=== What is asked ===
(A) Answer these questions from the text on column reinforcement:
(i) What are the diameter and height of every specimen?
(ii) How thick is the fine-grained concrete layer on specimens labeled 2L20, and how many layers of carbon textile does it hold?
(iii) Which property of the textile reinforcement material is called another significant advantage?
(B) Write out the part of the column reinforcement text that opens with the words containing "This method combines" and closes with "for column reinforcement.".

=== Text shown ===
☆ ☆ ☆ ☆ ☆

This method combines the advantages of shotcrete and CFRP confinement. On the one hand, due to the additional concrete application, the old concrete can be repassivated. This process restores the alkaline environment, stops the carbonation of the carbonation of the old cross-section and thus prevents further corrosion of the existing reinforcement. On the other hand, the fire protection properties can be improved in parallel with the increase in load-bearing capacity. Another significant advantage is the corrosion resistance of the textile reinforcement material. The concrete cover required to ensure durability is eliminated, which both saves material and reduces the space required for the reinforcement measure. TRC thus provides a sustainable, more environmentally friendly and lighter option for column reinforcement.
2 Experimental Investigation
2.1 Experimental Programm
The experimental program, shown in Table 1 includes 12 steel-reinforced concrete cylindrical specimens, which are divided into two groups with different compressive strengths. All specimen have a diameter D of 200 mm and height H of 1000 mm and have been tested under a longitudinal force load. The main objectives of the experimental program were (a) to analyze the possible increase in ultimate load and (b) the exploration of the influence of the concrete compressive strength on the reinforcing effect. In order to simulate a component in need of rehabilitation in the existing structure the core concrete compressive strength of the first series (C20) was chosen to be low. From the literature, it is known that the core concrete compressive strength has a great influence on the confining pressure of the reinforcement system, which is why it was increased in the second series (C55) up to a target compressive strength class of C55. Specimen R of each series represent the reference unconfined specimens consisting only of the reinforced core concrete. Specimen with the Label 2L20 are equipped with a 20 mm thick layer of fine-grained concrete in which two layers of carbon textile are embedded.

☆ ☆ ☆ ☆ ☆

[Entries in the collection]
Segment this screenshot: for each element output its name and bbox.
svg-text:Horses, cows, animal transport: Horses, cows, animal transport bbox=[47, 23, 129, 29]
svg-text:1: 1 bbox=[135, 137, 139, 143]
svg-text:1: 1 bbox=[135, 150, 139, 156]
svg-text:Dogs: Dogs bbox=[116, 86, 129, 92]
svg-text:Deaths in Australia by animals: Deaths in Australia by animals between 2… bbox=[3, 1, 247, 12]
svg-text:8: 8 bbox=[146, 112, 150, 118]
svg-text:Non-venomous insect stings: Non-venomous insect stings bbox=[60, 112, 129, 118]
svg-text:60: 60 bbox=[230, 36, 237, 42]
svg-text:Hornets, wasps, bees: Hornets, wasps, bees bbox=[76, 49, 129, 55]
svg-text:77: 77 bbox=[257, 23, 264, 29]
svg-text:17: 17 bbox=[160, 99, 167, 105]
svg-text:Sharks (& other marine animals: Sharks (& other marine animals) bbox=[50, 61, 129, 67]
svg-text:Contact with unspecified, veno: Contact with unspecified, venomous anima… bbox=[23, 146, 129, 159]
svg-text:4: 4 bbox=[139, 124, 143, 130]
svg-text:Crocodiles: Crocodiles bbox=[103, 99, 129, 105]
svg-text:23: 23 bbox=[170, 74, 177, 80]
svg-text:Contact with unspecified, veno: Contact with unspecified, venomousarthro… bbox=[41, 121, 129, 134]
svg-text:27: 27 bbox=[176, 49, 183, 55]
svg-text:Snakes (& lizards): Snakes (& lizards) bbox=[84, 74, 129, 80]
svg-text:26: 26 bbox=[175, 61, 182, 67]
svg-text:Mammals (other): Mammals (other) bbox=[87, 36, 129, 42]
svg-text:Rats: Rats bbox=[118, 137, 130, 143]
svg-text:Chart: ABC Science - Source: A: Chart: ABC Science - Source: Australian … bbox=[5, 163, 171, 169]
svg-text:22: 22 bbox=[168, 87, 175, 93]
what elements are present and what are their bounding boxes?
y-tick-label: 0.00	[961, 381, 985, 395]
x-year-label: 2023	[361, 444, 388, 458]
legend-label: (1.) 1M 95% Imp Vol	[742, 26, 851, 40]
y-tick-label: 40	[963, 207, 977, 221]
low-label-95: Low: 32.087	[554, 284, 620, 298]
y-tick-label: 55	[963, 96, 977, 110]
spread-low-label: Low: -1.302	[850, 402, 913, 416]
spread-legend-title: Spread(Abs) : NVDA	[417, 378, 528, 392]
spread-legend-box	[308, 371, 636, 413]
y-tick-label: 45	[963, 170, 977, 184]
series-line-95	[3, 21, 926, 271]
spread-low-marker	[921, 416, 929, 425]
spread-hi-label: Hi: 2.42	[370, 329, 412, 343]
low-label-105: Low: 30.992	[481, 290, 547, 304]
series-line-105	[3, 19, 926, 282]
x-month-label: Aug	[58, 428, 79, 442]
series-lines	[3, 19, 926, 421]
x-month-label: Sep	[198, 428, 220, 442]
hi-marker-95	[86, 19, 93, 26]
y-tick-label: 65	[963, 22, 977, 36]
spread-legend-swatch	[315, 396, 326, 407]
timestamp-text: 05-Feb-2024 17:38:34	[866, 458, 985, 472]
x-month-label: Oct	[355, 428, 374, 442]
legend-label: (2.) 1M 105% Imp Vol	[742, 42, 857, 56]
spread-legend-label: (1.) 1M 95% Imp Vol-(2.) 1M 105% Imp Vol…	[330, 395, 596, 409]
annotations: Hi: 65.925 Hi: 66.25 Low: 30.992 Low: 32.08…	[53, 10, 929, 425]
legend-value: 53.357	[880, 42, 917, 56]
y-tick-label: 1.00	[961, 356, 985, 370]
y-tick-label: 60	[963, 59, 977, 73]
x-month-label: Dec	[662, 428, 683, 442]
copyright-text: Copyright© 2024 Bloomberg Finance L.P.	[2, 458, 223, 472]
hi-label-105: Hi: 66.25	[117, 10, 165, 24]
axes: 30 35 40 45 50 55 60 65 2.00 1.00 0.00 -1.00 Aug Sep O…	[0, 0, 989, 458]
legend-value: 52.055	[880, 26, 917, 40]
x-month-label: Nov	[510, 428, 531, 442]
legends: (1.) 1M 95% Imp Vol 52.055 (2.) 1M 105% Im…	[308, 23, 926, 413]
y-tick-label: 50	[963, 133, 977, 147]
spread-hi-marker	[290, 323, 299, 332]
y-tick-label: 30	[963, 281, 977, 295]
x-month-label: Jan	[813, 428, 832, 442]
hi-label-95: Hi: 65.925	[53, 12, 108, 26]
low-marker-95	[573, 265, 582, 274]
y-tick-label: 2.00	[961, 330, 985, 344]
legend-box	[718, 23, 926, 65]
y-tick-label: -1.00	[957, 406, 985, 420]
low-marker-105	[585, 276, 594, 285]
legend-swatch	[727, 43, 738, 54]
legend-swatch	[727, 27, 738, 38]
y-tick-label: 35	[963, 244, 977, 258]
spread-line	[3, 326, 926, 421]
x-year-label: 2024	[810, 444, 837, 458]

☆ ☆ ☆ ☆ ☆

=== Solutions in order ===
(A)
(i) 200 mm in diameter and 1000 mm in height.
(ii) 20 mm thick, with two layers of carbon textile embedded in it.
(iii) Its corrosion resistance.

(B)
This method combines the advantages of shotcrete and CFRP confinement. On the one hand, due to the additional concrete application, the old concrete can be repassivated. This process restores the alkaline environment, stops the carbonation of the carbonation of the old cross-section and thus prevents further corrosion of the existing reinforcement. On the other hand, the fire protection properties can be improved in parallel with the increase in load-bearing capacity. Another significant advantage is the corrosion resistance of the textile reinforcement material. The concrete cover required to ensure durability is eliminated, which both saves material and reduces the space required for the reinforcement measure. TRC thus provides a sustainable, more environmentally friendly and lighter option for column reinforcement.